Instructions for the task:
Every line holding the string "JSON" should be gathered.

Extracted records:
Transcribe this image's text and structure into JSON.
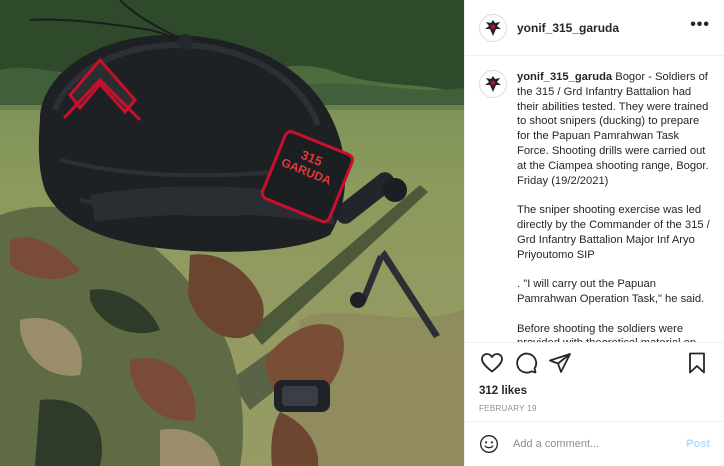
{
  "post": {
    "photo": {
      "patch_text_line1": "315",
      "patch_text_line2": "GARUDA"
    },
    "header": {
      "username": "yonif_315_garuda",
      "more_label": "•••"
    },
    "caption": {
      "username": "yonif_315_garuda",
      "paragraphs": [
        "Bogor - Soldiers of the 315 / Grd Infantry Battalion had their abilities tested. They were trained to shoot snipers (ducking) to prepare for the Papuan Pamrahwan Task Force. Shooting drills were carried out at the Ciampea shooting range, Bogor. Friday (19/2/2021)",
        "The sniper shooting exercise was led directly by the Commander of the 315 / Grd Infantry Battalion Major Inf Aryo Priyoutomo SIP",
        ". \"I will carry out the Papuan Pamrahwan Operation Task,\" he said.",
        "Before shooting the soldiers were provided with theoretical material on how to make camouflage or disguise"
      ]
    },
    "actions": {
      "icons": [
        "heart-icon",
        "comment-icon",
        "share-icon",
        "bookmark-icon"
      ]
    },
    "likes_text": "312 likes",
    "date_text": "FEBRUARY 19",
    "comment": {
      "placeholder": "Add a comment...",
      "post_label": "Post"
    },
    "colors": {
      "text": "#262626",
      "muted": "#8e8e8e",
      "border": "#efefef",
      "post_disabled": "#b3dbff",
      "patch_red": "#c8102e"
    }
  }
}
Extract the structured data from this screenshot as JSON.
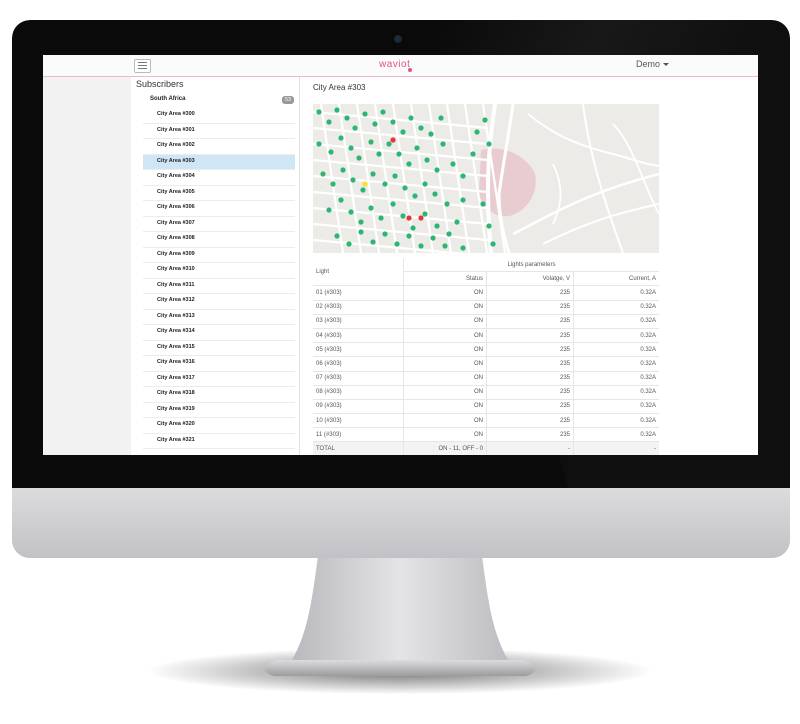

Result of the exercise:
Transcribe this image's text and structure into JSON.
Extract the structured data from this screenshot as JSON.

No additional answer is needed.